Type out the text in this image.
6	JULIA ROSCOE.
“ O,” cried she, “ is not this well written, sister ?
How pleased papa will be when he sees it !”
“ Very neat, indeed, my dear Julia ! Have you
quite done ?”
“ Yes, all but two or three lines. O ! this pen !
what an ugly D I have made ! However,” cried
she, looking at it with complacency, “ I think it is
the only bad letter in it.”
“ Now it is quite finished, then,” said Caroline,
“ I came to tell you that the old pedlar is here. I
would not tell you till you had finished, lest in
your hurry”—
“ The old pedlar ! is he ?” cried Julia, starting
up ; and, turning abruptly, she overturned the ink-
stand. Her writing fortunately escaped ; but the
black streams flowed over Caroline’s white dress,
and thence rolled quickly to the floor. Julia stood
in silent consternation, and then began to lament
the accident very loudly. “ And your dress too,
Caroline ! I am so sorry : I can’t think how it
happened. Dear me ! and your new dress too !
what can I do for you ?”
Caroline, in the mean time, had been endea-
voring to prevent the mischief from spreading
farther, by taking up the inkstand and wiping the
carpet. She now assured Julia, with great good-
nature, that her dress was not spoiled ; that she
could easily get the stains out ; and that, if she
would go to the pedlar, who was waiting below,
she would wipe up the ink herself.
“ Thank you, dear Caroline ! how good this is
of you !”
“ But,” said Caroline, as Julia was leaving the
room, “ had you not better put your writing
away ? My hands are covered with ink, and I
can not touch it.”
--- --- ---
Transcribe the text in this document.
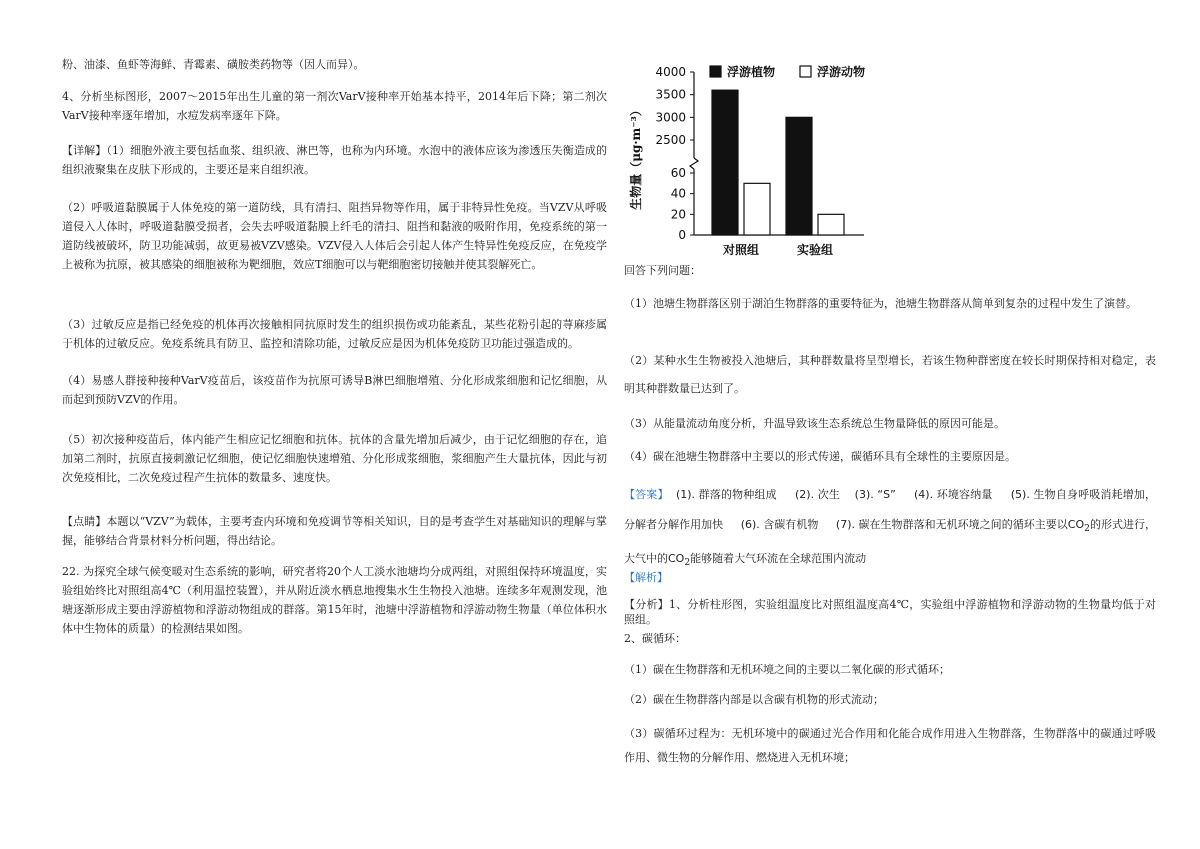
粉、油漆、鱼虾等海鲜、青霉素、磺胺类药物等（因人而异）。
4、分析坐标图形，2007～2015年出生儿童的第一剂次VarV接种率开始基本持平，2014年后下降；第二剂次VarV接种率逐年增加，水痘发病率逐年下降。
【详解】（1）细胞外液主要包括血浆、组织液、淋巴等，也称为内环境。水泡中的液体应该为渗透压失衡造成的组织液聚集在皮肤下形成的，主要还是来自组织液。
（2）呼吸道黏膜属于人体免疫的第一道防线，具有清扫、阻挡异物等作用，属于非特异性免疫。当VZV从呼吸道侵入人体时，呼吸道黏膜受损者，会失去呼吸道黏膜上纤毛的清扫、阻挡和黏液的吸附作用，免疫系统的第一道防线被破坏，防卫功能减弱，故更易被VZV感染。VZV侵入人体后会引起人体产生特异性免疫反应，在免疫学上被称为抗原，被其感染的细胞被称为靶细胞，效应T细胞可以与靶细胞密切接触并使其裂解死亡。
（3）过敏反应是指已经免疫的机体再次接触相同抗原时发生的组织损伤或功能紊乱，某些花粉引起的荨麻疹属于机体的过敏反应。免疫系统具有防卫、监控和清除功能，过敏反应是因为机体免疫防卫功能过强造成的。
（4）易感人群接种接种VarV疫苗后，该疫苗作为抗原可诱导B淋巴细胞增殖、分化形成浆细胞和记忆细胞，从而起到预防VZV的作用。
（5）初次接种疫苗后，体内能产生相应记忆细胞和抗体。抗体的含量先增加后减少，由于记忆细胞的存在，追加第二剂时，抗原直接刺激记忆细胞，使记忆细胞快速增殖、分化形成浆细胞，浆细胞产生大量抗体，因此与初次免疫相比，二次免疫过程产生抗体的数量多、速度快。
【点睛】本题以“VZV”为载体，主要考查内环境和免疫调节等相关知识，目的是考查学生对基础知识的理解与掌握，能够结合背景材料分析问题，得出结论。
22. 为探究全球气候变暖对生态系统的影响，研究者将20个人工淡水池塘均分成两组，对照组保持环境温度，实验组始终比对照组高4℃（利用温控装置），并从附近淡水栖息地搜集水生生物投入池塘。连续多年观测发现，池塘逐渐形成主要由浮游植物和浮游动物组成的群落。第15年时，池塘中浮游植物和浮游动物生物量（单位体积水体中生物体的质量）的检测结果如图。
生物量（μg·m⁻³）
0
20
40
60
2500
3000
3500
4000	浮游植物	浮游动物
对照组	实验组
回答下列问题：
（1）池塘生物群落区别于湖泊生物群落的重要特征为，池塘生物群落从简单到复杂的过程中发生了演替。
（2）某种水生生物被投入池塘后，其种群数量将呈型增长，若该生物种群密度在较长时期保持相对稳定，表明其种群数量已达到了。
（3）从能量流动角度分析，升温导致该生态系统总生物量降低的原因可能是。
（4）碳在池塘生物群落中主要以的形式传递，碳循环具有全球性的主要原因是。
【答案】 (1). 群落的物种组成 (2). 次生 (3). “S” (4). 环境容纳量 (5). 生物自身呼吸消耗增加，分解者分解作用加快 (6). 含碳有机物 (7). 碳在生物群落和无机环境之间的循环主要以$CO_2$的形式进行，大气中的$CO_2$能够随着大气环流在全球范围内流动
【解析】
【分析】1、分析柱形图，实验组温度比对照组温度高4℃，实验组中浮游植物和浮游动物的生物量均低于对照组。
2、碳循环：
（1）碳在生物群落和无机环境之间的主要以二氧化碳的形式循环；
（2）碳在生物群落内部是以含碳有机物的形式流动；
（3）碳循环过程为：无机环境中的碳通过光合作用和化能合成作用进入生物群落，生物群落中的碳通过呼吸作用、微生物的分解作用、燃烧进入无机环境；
--- --- ---
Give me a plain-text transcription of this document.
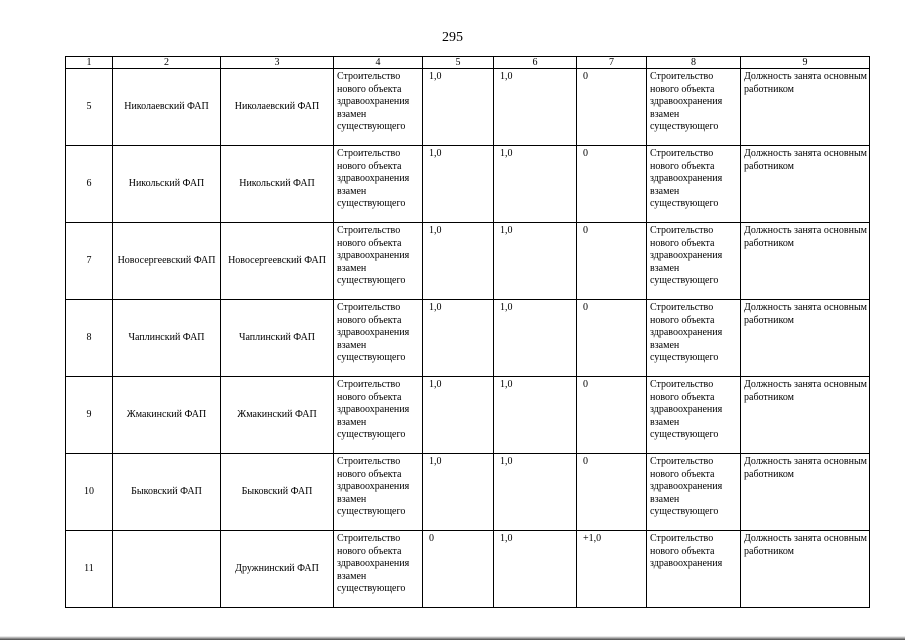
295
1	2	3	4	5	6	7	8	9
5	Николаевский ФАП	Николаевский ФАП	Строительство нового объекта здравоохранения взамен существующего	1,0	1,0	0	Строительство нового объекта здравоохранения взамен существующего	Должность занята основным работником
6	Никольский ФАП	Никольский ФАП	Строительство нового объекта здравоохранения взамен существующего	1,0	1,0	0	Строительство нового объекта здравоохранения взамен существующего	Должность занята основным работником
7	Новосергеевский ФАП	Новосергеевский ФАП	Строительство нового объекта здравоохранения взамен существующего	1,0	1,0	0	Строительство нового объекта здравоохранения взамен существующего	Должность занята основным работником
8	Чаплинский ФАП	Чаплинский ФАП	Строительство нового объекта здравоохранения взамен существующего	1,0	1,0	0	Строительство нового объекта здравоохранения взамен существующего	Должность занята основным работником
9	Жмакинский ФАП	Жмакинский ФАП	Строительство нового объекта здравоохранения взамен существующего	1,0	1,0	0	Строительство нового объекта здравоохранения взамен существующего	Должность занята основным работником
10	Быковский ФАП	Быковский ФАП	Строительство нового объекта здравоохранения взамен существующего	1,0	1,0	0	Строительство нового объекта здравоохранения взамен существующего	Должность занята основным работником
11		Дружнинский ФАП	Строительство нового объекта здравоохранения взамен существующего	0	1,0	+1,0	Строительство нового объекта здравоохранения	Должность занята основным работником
--- --- ---
The task - From the entries above, copy every line where the word "Caroline" shows up.

Complete output -
“ Now it is quite finished, then,” said Caroline,
black streams flowed over Caroline’s white dress,
Caroline ! I am so sorry : I can’t think how it
Caroline, in the mean time, had been endea-
“ Thank you, dear Caroline ! how good this is
“ But,” said Caroline, as Julia was leaving the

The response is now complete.